== TO DO ==
For the data that follows, report how many lines contain the word "content", and nothing else.

== GIVEN DATA ==
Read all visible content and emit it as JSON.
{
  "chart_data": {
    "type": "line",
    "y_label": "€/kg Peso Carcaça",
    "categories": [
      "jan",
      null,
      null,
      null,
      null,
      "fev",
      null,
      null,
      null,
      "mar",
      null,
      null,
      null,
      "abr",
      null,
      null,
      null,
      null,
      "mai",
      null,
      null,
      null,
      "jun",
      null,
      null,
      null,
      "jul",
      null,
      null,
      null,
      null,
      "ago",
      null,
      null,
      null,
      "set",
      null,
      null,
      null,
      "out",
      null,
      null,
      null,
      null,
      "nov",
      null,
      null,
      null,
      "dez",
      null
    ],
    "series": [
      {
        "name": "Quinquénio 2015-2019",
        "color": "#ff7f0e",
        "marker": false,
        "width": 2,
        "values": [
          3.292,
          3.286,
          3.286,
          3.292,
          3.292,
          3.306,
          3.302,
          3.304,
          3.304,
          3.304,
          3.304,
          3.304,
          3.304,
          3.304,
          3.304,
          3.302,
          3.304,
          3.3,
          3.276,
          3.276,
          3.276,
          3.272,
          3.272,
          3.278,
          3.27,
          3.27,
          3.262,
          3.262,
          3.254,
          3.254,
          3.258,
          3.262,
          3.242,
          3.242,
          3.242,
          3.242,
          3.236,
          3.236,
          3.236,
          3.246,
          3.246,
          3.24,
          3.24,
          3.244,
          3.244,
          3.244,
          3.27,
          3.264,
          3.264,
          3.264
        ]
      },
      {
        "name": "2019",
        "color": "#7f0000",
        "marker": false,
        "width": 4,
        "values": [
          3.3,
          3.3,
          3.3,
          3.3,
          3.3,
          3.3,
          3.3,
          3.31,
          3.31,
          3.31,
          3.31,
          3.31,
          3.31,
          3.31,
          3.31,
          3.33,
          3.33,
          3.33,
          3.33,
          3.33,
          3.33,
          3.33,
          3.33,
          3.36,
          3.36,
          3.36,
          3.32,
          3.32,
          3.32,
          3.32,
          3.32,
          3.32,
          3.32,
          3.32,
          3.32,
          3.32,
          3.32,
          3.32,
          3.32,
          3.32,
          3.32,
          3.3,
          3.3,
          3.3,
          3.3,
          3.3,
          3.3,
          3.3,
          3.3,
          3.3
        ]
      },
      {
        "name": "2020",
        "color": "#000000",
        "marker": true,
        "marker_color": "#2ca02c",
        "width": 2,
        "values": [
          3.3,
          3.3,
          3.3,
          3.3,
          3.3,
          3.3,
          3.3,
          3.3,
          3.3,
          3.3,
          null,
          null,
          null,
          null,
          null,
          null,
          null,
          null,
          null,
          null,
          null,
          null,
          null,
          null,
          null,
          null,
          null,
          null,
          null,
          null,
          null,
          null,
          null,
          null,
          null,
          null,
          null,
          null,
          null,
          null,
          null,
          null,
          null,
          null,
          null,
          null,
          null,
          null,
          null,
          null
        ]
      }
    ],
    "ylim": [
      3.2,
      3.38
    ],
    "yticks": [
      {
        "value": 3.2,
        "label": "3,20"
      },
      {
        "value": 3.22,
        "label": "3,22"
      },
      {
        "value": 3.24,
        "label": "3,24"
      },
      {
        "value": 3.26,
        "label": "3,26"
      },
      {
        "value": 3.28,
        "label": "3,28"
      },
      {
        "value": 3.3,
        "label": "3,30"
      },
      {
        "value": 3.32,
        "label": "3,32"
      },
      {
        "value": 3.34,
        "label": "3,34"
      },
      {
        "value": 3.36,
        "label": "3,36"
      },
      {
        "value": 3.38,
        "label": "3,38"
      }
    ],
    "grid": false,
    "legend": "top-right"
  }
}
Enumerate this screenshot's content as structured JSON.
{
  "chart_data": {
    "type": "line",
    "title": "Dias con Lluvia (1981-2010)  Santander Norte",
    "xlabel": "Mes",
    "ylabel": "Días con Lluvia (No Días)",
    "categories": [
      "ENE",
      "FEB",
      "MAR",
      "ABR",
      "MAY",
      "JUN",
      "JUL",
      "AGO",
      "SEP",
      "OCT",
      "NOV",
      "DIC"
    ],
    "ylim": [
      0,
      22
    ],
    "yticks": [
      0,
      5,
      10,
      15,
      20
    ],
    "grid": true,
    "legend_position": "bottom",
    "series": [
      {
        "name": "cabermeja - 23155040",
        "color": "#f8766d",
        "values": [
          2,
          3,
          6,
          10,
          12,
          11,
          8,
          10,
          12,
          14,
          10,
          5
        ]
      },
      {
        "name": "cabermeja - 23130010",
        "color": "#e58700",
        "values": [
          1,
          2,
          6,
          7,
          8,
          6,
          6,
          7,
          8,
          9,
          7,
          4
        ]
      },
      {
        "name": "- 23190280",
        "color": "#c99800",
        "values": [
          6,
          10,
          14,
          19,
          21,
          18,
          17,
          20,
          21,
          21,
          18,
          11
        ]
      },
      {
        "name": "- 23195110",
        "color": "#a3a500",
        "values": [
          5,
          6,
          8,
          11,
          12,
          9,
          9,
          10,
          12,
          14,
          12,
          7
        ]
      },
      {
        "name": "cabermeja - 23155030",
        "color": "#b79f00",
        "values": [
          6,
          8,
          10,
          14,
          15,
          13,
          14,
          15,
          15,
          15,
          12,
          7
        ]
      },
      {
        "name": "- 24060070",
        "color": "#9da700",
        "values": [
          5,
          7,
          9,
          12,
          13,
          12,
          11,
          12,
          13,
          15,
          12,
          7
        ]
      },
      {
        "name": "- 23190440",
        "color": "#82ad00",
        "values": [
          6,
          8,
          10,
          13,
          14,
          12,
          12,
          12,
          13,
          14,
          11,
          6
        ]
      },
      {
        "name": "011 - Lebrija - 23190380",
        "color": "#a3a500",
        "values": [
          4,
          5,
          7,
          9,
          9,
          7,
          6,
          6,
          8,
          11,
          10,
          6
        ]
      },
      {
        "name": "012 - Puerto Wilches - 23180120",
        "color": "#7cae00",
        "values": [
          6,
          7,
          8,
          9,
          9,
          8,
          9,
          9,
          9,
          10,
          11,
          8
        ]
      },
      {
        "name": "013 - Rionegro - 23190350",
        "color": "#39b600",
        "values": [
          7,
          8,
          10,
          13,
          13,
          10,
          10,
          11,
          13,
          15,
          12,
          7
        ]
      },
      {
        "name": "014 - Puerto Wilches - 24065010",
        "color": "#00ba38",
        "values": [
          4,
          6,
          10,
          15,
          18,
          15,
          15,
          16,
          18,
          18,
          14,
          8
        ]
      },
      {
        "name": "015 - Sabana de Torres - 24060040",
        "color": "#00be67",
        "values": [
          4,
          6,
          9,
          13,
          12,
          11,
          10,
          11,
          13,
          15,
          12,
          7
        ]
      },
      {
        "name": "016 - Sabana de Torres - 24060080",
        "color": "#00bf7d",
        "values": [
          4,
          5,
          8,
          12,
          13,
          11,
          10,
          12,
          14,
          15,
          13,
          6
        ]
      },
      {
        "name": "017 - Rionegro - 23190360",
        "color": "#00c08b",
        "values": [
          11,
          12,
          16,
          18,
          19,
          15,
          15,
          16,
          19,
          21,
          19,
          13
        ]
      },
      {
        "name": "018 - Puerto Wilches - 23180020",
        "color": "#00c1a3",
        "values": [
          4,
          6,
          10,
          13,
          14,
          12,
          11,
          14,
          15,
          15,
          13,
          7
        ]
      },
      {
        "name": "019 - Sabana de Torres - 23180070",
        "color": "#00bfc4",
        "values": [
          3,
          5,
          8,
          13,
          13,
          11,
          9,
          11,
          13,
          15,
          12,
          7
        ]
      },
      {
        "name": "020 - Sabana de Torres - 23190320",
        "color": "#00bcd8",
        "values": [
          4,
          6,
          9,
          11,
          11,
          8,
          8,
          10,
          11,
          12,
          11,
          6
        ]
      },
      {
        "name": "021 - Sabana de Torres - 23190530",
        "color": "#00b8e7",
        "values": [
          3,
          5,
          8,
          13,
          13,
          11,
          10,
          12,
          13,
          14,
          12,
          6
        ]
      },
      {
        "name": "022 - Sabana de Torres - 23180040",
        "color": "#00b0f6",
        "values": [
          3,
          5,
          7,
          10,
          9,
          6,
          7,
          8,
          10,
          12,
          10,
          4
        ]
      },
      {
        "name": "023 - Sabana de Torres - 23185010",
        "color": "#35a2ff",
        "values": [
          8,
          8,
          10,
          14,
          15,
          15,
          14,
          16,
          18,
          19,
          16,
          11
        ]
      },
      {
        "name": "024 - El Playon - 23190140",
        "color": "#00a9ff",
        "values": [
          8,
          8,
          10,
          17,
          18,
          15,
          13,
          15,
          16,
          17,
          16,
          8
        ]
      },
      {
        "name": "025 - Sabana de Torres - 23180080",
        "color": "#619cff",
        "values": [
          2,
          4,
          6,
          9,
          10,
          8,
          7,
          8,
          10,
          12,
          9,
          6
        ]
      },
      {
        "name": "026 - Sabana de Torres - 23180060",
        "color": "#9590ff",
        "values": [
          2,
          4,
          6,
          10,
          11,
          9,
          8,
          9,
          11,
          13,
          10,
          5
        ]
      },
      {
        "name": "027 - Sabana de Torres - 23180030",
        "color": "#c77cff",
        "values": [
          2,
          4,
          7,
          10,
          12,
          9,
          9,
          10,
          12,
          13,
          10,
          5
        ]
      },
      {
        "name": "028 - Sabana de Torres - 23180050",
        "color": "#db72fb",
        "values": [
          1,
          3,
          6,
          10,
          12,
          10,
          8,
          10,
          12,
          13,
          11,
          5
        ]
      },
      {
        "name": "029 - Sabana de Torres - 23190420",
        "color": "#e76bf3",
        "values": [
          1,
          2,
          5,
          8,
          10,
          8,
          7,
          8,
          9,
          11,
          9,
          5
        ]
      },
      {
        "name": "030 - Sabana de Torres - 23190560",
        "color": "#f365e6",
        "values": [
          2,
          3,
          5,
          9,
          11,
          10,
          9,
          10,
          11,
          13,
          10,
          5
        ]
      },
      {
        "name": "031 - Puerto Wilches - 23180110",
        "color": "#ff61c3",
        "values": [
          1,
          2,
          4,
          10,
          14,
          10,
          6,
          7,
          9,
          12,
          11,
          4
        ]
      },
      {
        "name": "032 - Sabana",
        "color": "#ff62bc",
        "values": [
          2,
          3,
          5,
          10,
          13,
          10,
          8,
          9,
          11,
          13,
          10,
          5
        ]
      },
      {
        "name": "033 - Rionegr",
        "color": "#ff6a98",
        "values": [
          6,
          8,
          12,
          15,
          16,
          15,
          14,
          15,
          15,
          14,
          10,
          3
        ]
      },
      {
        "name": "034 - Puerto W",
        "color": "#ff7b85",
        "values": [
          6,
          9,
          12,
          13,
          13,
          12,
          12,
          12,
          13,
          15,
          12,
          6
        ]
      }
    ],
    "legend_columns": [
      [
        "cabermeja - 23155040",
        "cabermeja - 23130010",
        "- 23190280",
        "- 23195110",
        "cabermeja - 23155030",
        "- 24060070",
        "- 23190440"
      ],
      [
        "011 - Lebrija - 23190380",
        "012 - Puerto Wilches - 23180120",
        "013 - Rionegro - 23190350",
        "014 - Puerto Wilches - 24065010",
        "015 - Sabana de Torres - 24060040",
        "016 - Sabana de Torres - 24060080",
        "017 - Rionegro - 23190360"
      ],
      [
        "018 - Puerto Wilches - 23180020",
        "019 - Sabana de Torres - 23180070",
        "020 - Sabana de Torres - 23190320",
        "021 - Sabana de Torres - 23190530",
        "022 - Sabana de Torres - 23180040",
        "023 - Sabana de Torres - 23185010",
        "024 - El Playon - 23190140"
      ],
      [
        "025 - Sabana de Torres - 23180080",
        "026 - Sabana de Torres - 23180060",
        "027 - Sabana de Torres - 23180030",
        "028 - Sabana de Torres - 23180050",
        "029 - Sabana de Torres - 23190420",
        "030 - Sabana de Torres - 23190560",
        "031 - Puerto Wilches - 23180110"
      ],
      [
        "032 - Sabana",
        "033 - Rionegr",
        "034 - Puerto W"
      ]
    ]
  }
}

== REPLY TO THE EXERCISE ==
2